Exactly reproduce each entry, leaving out nothing.

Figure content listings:
┄┄┄┄┄┄
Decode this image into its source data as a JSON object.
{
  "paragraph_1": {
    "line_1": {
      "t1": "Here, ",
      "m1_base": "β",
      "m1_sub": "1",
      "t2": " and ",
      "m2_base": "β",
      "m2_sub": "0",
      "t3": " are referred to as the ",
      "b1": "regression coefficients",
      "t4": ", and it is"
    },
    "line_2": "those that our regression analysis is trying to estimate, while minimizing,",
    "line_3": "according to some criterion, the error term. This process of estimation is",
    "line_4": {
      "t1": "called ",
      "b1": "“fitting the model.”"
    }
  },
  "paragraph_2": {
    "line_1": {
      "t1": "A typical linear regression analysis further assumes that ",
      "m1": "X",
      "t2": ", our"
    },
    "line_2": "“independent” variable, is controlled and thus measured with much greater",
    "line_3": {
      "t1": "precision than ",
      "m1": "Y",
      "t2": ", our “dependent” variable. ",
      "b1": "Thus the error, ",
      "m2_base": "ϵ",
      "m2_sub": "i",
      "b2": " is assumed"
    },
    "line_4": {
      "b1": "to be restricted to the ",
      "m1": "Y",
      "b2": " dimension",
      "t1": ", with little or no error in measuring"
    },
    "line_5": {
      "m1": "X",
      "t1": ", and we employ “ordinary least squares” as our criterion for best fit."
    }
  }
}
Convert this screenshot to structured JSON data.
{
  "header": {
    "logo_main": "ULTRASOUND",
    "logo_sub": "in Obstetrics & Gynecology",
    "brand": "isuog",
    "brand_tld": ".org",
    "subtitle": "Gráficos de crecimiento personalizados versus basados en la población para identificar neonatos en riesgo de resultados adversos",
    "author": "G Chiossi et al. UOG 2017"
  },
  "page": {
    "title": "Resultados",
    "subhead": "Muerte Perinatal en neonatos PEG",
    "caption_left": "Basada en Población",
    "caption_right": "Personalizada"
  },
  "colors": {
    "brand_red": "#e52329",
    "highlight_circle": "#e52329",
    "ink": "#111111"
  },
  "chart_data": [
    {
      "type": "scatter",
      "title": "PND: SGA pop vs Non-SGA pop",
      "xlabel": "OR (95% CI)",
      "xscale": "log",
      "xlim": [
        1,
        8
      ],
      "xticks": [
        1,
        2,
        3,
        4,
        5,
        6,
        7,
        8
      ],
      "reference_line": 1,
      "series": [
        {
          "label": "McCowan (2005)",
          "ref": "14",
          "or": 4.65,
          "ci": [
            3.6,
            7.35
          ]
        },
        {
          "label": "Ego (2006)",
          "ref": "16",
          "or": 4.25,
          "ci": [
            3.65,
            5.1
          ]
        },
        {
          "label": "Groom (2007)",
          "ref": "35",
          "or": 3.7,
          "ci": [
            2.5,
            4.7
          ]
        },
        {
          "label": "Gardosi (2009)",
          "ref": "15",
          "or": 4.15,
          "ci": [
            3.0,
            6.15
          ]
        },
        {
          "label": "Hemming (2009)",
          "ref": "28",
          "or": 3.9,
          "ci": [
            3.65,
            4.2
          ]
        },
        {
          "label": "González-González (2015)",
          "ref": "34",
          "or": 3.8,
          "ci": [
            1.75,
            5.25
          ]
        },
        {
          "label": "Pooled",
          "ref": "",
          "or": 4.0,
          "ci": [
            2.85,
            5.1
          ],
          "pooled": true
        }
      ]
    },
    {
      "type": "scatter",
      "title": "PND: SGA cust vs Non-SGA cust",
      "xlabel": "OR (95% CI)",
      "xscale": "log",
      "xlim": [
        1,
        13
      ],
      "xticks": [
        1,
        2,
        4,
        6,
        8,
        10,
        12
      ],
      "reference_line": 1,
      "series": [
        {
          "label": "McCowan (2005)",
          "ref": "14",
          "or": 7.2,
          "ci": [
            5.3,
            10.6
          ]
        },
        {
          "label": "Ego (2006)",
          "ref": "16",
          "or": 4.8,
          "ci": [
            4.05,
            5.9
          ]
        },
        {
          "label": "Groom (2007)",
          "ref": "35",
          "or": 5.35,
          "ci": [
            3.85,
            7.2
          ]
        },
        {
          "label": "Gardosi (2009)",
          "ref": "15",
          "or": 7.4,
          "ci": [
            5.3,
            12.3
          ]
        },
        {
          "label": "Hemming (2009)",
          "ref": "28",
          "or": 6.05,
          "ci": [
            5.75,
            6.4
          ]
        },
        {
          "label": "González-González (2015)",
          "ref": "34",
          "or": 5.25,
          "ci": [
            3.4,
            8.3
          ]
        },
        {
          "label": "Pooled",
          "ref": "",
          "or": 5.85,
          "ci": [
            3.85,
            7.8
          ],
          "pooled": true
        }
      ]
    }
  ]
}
┄┄┄┄┄┄
▶ Task answer:
Decode this image into its source data as a JSON object.
{
  "paragraph_1": {
    "line_1": {
      "t1": "Here, ",
      "m1_base": "β",
      "m1_sub": "1",
      "t2": " and ",
      "m2_base": "β",
      "m2_sub": "0",
      "t3": " are referred to as the ",
      "b1": "regression coefficients",
      "t4": ", and it is"
    },
    "line_2": "those that our regression analysis is trying to estimate, while minimizing,",
    "line_3": "according to some criterion, the error term. This process of estimation is",
    "line_4": {
      "t1": "called ",
      "b1": "“fitting the model.”"
    }
  },
  "paragraph_2": {
    "line_1": {
      "t1": "A typical linear regression analysis further assumes that ",
      "m1": "X",
      "t2": ", our"
    },
    "line_2": "“independent” variable, is controlled and thus measured with much greater",
    "line_3": {
      "t1": "precision than ",
      "m1": "Y",
      "t2": ", our “dependent” variable. ",
      "b1": "Thus the error, ",
      "m2_base": "ϵ",
      "m2_sub": "i",
      "b2": " is assumed"
    },
    "line_4": {
      "b1": "to be restricted to the ",
      "m1": "Y",
      "b2": " dimension",
      "t1": ", with little or no error in measuring"
    },
    "line_5": {
      "m1": "X",
      "t1": ", and we employ “ordinary least squares” as our criterion for best fit."
    }
  }
}
Convert this screenshot to structured JSON data.
{
  "header": {
    "logo_main": "ULTRASOUND",
    "logo_sub": "in Obstetrics & Gynecology",
    "brand": "isuog",
    "brand_tld": ".org",
    "subtitle": "Gráficos de crecimiento personalizados versus basados en la población para identificar neonatos en riesgo de resultados adversos",
    "author": "G Chiossi et al. UOG 2017"
  },
  "page": {
    "title": "Resultados",
    "subhead": "Muerte Perinatal en neonatos PEG",
    "caption_left": "Basada en Población",
    "caption_right": "Personalizada"
  },
  "colors": {
    "brand_red": "#e52329",
    "highlight_circle": "#e52329",
    "ink": "#111111"
  },
  "chart_data": [
    {
      "type": "scatter",
      "title": "PND: SGA pop vs Non-SGA pop",
      "xlabel": "OR (95% CI)",
      "xscale": "log",
      "xlim": [
        1,
        8
      ],
      "xticks": [
        1,
        2,
        3,
        4,
        5,
        6,
        7,
        8
      ],
      "reference_line": 1,
      "series": [
        {
          "label": "McCowan (2005)",
          "ref": "14",
          "or": 4.65,
          "ci": [
            3.6,
            7.35
          ]
        },
        {
          "label": "Ego (2006)",
          "ref": "16",
          "or": 4.25,
          "ci": [
            3.65,
            5.1
          ]
        },
        {
          "label": "Groom (2007)",
          "ref": "35",
          "or": 3.7,
          "ci": [
            2.5,
            4.7
          ]
        },
        {
          "label": "Gardosi (2009)",
          "ref": "15",
          "or": 4.15,
          "ci": [
            3.0,
            6.15
          ]
        },
        {
          "label": "Hemming (2009)",
          "ref": "28",
          "or": 3.9,
          "ci": [
            3.65,
            4.2
          ]
        },
        {
          "label": "González-González (2015)",
          "ref": "34",
          "or": 3.8,
          "ci": [
            1.75,
            5.25
          ]
        },
        {
          "label": "Pooled",
          "ref": "",
          "or": 4.0,
          "ci": [
            2.85,
            5.1
          ],
          "pooled": true
        }
      ]
    },
    {
      "type": "scatter",
      "title": "PND: SGA cust vs Non-SGA cust",
      "xlabel": "OR (95% CI)",
      "xscale": "log",
      "xlim": [
        1,
        13
      ],
      "xticks": [
        1,
        2,
        4,
        6,
        8,
        10,
        12
      ],
      "reference_line": 1,
      "series": [
        {
          "label": "McCowan (2005)",
          "ref": "14",
          "or": 7.2,
          "ci": [
            5.3,
            10.6
          ]
        },
        {
          "label": "Ego (2006)",
          "ref": "16",
          "or": 4.8,
          "ci": [
            4.05,
            5.9
          ]
        },
        {
          "label": "Groom (2007)",
          "ref": "35",
          "or": 5.35,
          "ci": [
            3.85,
            7.2
          ]
        },
        {
          "label": "Gardosi (2009)",
          "ref": "15",
          "or": 7.4,
          "ci": [
            5.3,
            12.3
          ]
        },
        {
          "label": "Hemming (2009)",
          "ref": "28",
          "or": 6.05,
          "ci": [
            5.75,
            6.4
          ]
        },
        {
          "label": "González-González (2015)",
          "ref": "34",
          "or": 5.25,
          "ci": [
            3.4,
            8.3
          ]
        },
        {
          "label": "Pooled",
          "ref": "",
          "or": 5.85,
          "ci": [
            3.85,
            7.8
          ],
          "pooled": true
        }
      ]
    }
  ]
}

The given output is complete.